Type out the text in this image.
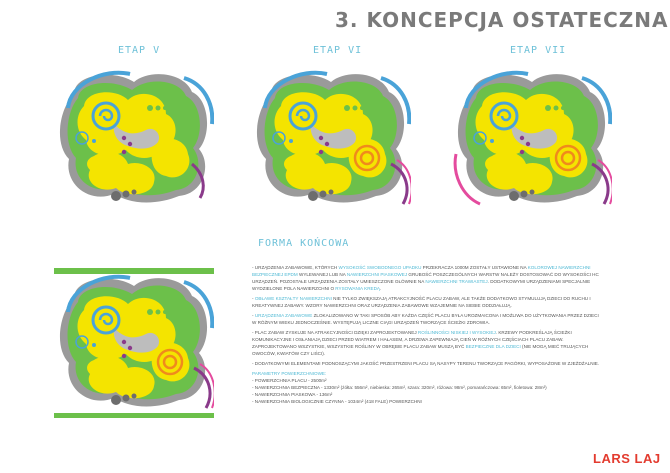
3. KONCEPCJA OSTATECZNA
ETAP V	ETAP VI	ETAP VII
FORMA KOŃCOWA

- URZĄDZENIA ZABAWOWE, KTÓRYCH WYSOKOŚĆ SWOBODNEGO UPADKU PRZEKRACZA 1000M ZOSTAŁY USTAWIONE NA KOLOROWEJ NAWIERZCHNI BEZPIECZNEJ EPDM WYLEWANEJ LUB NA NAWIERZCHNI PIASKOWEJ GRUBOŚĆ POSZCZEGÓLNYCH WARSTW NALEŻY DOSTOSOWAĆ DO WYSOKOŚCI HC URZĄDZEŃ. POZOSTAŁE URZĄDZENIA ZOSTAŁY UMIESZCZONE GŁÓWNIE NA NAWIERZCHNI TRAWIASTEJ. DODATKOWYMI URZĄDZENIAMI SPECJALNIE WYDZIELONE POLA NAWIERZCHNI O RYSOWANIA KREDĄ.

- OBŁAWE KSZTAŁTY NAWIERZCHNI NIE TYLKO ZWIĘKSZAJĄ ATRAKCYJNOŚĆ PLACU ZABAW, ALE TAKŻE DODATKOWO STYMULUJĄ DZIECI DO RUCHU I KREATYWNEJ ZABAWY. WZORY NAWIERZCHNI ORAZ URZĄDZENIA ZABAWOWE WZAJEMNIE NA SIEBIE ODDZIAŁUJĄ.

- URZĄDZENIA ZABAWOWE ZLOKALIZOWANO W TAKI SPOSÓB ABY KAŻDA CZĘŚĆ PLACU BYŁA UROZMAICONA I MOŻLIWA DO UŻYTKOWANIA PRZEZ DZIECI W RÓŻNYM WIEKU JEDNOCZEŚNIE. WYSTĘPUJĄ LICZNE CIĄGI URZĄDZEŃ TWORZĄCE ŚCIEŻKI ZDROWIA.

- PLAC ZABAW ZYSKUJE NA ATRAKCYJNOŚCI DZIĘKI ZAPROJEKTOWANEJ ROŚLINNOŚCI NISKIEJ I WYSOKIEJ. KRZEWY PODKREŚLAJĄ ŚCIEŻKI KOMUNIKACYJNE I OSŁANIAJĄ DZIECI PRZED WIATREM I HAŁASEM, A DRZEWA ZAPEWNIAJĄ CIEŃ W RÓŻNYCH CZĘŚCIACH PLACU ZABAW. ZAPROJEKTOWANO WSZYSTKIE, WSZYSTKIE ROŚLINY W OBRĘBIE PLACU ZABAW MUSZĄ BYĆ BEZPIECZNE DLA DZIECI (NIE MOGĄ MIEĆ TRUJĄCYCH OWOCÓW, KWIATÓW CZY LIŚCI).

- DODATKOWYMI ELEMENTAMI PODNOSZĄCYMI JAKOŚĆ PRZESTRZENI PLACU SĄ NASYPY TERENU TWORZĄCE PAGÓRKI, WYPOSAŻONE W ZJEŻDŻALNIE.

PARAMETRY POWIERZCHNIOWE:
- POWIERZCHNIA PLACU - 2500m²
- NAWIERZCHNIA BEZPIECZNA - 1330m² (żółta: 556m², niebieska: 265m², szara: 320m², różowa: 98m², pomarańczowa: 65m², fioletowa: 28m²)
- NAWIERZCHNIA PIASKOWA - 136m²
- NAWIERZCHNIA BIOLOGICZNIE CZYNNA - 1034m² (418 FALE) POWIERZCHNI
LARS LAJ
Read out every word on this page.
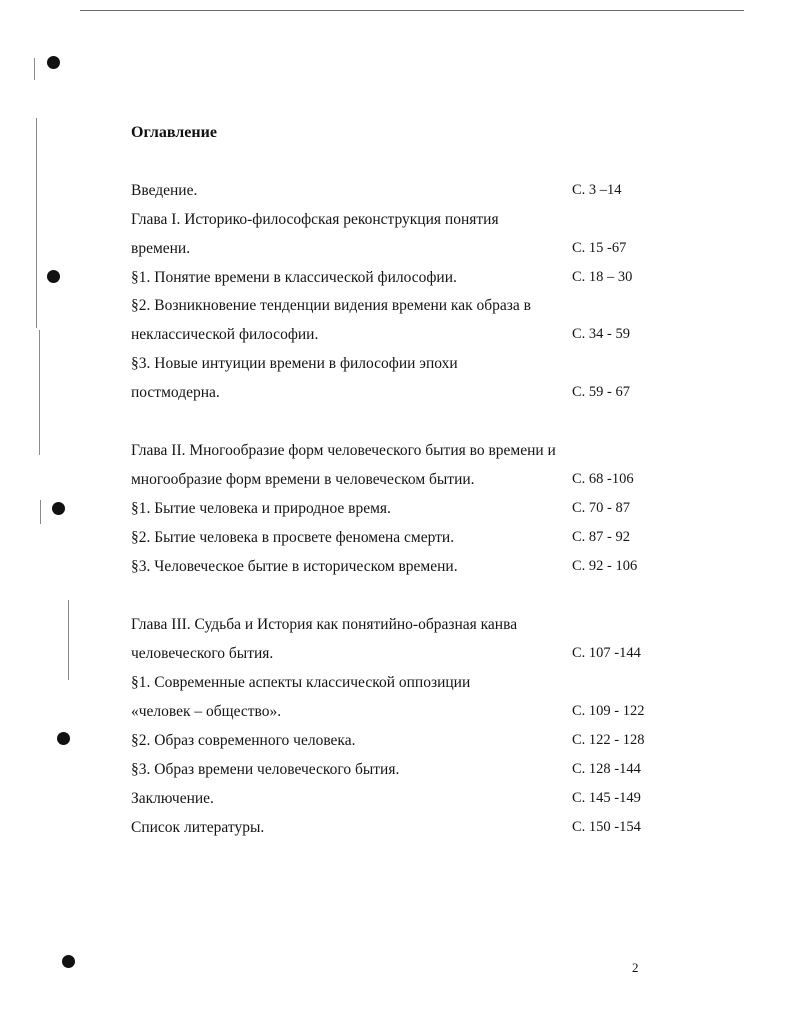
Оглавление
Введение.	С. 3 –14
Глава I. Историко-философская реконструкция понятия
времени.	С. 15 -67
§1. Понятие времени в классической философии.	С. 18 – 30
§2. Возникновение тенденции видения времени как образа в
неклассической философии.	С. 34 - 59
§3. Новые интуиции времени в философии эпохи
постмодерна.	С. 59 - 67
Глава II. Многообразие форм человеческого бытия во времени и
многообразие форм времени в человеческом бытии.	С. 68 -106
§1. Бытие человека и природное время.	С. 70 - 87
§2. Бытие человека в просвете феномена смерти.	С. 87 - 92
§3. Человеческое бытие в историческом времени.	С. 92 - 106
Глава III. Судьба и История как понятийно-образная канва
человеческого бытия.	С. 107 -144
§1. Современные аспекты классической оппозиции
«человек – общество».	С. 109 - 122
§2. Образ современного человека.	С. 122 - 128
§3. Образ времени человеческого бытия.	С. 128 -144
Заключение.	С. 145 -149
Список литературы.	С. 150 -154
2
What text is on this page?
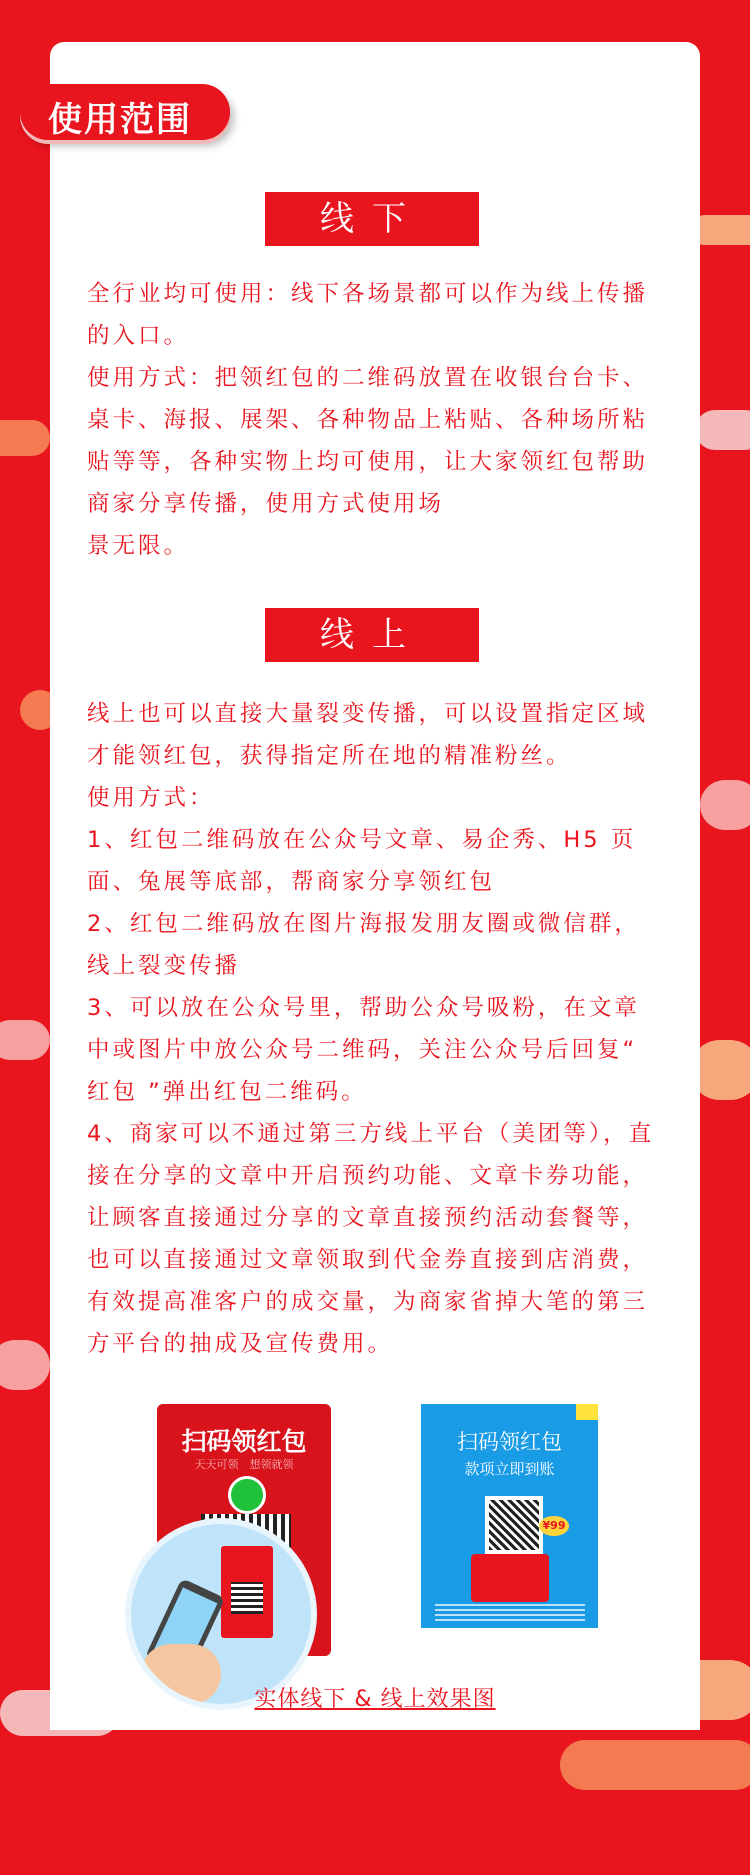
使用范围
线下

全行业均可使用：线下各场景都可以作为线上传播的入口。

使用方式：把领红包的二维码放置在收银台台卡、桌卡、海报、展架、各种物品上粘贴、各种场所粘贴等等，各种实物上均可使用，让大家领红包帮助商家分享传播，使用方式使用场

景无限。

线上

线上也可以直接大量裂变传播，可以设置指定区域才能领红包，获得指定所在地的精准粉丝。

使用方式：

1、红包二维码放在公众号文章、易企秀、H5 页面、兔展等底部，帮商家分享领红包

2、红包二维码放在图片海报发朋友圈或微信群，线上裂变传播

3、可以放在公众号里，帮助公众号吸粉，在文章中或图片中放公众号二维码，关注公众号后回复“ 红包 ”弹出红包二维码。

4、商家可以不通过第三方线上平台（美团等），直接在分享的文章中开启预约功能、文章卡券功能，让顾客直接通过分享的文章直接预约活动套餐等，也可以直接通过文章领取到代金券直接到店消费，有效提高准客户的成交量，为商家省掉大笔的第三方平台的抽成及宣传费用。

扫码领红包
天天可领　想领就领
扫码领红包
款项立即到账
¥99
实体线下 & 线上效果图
= = = =
■ WHAT TO PRODUCE: Check each line of the data above for the string "форм" and report only how many lines have it.

■ WORKED SOLUTION: 2